[Dataset records]
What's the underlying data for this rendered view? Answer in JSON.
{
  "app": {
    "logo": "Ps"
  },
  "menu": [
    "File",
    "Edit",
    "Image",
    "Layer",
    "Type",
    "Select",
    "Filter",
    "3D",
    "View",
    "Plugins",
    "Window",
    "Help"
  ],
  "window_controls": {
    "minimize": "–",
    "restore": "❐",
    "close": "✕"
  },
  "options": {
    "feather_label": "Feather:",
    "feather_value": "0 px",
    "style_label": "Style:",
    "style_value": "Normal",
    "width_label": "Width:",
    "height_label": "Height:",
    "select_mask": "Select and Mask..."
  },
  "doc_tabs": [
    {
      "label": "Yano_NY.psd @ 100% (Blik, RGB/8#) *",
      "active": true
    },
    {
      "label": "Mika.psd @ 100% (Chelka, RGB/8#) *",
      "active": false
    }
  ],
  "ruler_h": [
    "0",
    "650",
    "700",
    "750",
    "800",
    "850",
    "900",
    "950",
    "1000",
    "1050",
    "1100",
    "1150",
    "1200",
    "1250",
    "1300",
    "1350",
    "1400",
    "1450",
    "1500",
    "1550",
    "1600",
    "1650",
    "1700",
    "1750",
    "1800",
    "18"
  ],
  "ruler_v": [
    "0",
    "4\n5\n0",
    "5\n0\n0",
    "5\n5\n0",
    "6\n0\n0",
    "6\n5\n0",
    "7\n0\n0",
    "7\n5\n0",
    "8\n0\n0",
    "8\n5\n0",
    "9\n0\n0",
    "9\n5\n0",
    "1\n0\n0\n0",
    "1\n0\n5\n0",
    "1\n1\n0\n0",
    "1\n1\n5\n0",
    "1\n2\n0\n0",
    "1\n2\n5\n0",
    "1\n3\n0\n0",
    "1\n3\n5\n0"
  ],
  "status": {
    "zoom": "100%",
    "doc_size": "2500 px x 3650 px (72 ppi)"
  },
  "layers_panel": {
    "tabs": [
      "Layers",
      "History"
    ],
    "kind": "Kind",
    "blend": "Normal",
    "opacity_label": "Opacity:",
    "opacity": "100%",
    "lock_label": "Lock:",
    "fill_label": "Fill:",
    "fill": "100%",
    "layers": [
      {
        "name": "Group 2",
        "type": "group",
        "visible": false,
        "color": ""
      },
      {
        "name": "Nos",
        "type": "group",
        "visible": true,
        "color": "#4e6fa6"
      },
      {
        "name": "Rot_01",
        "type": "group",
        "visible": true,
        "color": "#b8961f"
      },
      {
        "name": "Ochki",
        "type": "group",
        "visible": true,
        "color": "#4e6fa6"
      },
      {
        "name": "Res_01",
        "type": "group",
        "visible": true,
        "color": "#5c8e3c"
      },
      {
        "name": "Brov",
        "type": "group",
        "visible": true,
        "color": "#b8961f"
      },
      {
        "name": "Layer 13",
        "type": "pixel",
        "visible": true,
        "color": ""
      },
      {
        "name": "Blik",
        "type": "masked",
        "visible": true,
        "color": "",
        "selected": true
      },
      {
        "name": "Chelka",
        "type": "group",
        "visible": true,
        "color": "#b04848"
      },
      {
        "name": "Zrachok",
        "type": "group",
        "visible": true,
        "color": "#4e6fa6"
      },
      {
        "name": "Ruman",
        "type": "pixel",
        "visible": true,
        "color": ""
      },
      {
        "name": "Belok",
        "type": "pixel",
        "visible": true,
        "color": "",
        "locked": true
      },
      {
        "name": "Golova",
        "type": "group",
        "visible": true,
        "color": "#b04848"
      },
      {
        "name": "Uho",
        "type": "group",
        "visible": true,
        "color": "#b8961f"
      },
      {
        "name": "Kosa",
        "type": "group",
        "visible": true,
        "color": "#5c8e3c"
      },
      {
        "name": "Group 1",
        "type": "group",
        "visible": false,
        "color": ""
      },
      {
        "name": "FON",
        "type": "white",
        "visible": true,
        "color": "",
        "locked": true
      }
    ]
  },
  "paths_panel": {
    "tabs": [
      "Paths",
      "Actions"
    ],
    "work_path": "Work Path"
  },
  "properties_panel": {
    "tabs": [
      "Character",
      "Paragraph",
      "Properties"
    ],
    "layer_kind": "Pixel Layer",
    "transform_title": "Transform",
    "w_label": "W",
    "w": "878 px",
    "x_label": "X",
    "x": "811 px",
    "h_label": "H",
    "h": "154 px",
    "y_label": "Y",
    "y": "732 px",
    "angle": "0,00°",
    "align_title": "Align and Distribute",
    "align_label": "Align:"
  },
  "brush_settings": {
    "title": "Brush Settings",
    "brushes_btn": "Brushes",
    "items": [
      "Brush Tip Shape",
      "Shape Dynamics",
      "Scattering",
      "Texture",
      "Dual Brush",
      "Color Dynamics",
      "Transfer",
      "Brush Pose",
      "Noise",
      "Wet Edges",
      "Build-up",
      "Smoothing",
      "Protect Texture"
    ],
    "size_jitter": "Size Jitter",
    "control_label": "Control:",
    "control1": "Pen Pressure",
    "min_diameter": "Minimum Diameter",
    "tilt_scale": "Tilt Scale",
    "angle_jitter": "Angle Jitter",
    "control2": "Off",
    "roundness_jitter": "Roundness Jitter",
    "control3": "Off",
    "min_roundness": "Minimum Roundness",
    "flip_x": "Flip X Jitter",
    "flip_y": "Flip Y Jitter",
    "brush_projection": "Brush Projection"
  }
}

_GOAL OF THE EXERCISE_
Reproduce the entries above exactly.

_CORRECT ANSWER_
What's the underlying data for this rendered view? Answer in JSON.
{
  "app": {
    "logo": "Ps"
  },
  "menu": [
    "File",
    "Edit",
    "Image",
    "Layer",
    "Type",
    "Select",
    "Filter",
    "3D",
    "View",
    "Plugins",
    "Window",
    "Help"
  ],
  "window_controls": {
    "minimize": "–",
    "restore": "❐",
    "close": "✕"
  },
  "options": {
    "feather_label": "Feather:",
    "feather_value": "0 px",
    "style_label": "Style:",
    "style_value": "Normal",
    "width_label": "Width:",
    "height_label": "Height:",
    "select_mask": "Select and Mask..."
  },
  "doc_tabs": [
    {
      "label": "Yano_NY.psd @ 100% (Blik, RGB/8#) *",
      "active": true
    },
    {
      "label": "Mika.psd @ 100% (Chelka, RGB/8#) *",
      "active": false
    }
  ],
  "ruler_h": [
    "0",
    "650",
    "700",
    "750",
    "800",
    "850",
    "900",
    "950",
    "1000",
    "1050",
    "1100",
    "1150",
    "1200",
    "1250",
    "1300",
    "1350",
    "1400",
    "1450",
    "1500",
    "1550",
    "1600",
    "1650",
    "1700",
    "1750",
    "1800",
    "18"
  ],
  "ruler_v": [
    "0",
    "4\n5\n0",
    "5\n0\n0",
    "5\n5\n0",
    "6\n0\n0",
    "6\n5\n0",
    "7\n0\n0",
    "7\n5\n0",
    "8\n0\n0",
    "8\n5\n0",
    "9\n0\n0",
    "9\n5\n0",
    "1\n0\n0\n0",
    "1\n0\n5\n0",
    "1\n1\n0\n0",
    "1\n1\n5\n0",
    "1\n2\n0\n0",
    "1\n2\n5\n0",
    "1\n3\n0\n0",
    "1\n3\n5\n0"
  ],
  "status": {
    "zoom": "100%",
    "doc_size": "2500 px x 3650 px (72 ppi)"
  },
  "layers_panel": {
    "tabs": [
      "Layers",
      "History"
    ],
    "kind": "Kind",
    "blend": "Normal",
    "opacity_label": "Opacity:",
    "opacity": "100%",
    "lock_label": "Lock:",
    "fill_label": "Fill:",
    "fill": "100%",
    "layers": [
      {
        "name": "Group 2",
        "type": "group",
        "visible": false,
        "color": ""
      },
      {
        "name": "Nos",
        "type": "group",
        "visible": true,
        "color": "#4e6fa6"
      },
      {
        "name": "Rot_01",
        "type": "group",
        "visible": true,
        "color": "#b8961f"
      },
      {
        "name": "Ochki",
        "type": "group",
        "visible": true,
        "color": "#4e6fa6"
      },
      {
        "name": "Res_01",
        "type": "group",
        "visible": true,
        "color": "#5c8e3c"
      },
      {
        "name": "Brov",
        "type": "group",
        "visible": true,
        "color": "#b8961f"
      },
      {
        "name": "Layer 13",
        "type": "pixel",
        "visible": true,
        "color": ""
      },
      {
        "name": "Blik",
        "type": "masked",
        "visible": true,
        "color": "",
        "selected": true
      },
      {
        "name": "Chelka",
        "type": "group",
        "visible": true,
        "color": "#b04848"
      },
      {
        "name": "Zrachok",
        "type": "group",
        "visible": true,
        "color": "#4e6fa6"
      },
      {
        "name": "Ruman",
        "type": "pixel",
        "visible": true,
        "color": ""
      },
      {
        "name": "Belok",
        "type": "pixel",
        "visible": true,
        "color": "",
        "locked": true
      },
      {
        "name": "Golova",
        "type": "group",
        "visible": true,
        "color": "#b04848"
      },
      {
        "name": "Uho",
        "type": "group",
        "visible": true,
        "color": "#b8961f"
      },
      {
        "name": "Kosa",
        "type": "group",
        "visible": true,
        "color": "#5c8e3c"
      },
      {
        "name": "Group 1",
        "type": "group",
        "visible": false,
        "color": ""
      },
      {
        "name": "FON",
        "type": "white",
        "visible": true,
        "color": "",
        "locked": true
      }
    ]
  },
  "paths_panel": {
    "tabs": [
      "Paths",
      "Actions"
    ],
    "work_path": "Work Path"
  },
  "properties_panel": {
    "tabs": [
      "Character",
      "Paragraph",
      "Properties"
    ],
    "layer_kind": "Pixel Layer",
    "transform_title": "Transform",
    "w_label": "W",
    "w": "878 px",
    "x_label": "X",
    "x": "811 px",
    "h_label": "H",
    "h": "154 px",
    "y_label": "Y",
    "y": "732 px",
    "angle": "0,00°",
    "align_title": "Align and Distribute",
    "align_label": "Align:"
  },
  "brush_settings": {
    "title": "Brush Settings",
    "brushes_btn": "Brushes",
    "items": [
      "Brush Tip Shape",
      "Shape Dynamics",
      "Scattering",
      "Texture",
      "Dual Brush",
      "Color Dynamics",
      "Transfer",
      "Brush Pose",
      "Noise",
      "Wet Edges",
      "Build-up",
      "Smoothing",
      "Protect Texture"
    ],
    "size_jitter": "Size Jitter",
    "control_label": "Control:",
    "control1": "Pen Pressure",
    "min_diameter": "Minimum Diameter",
    "tilt_scale": "Tilt Scale",
    "angle_jitter": "Angle Jitter",
    "control2": "Off",
    "roundness_jitter": "Roundness Jitter",
    "control3": "Off",
    "min_roundness": "Minimum Roundness",
    "flip_x": "Flip X Jitter",
    "flip_y": "Flip Y Jitter",
    "brush_projection": "Brush Projection"
  }
}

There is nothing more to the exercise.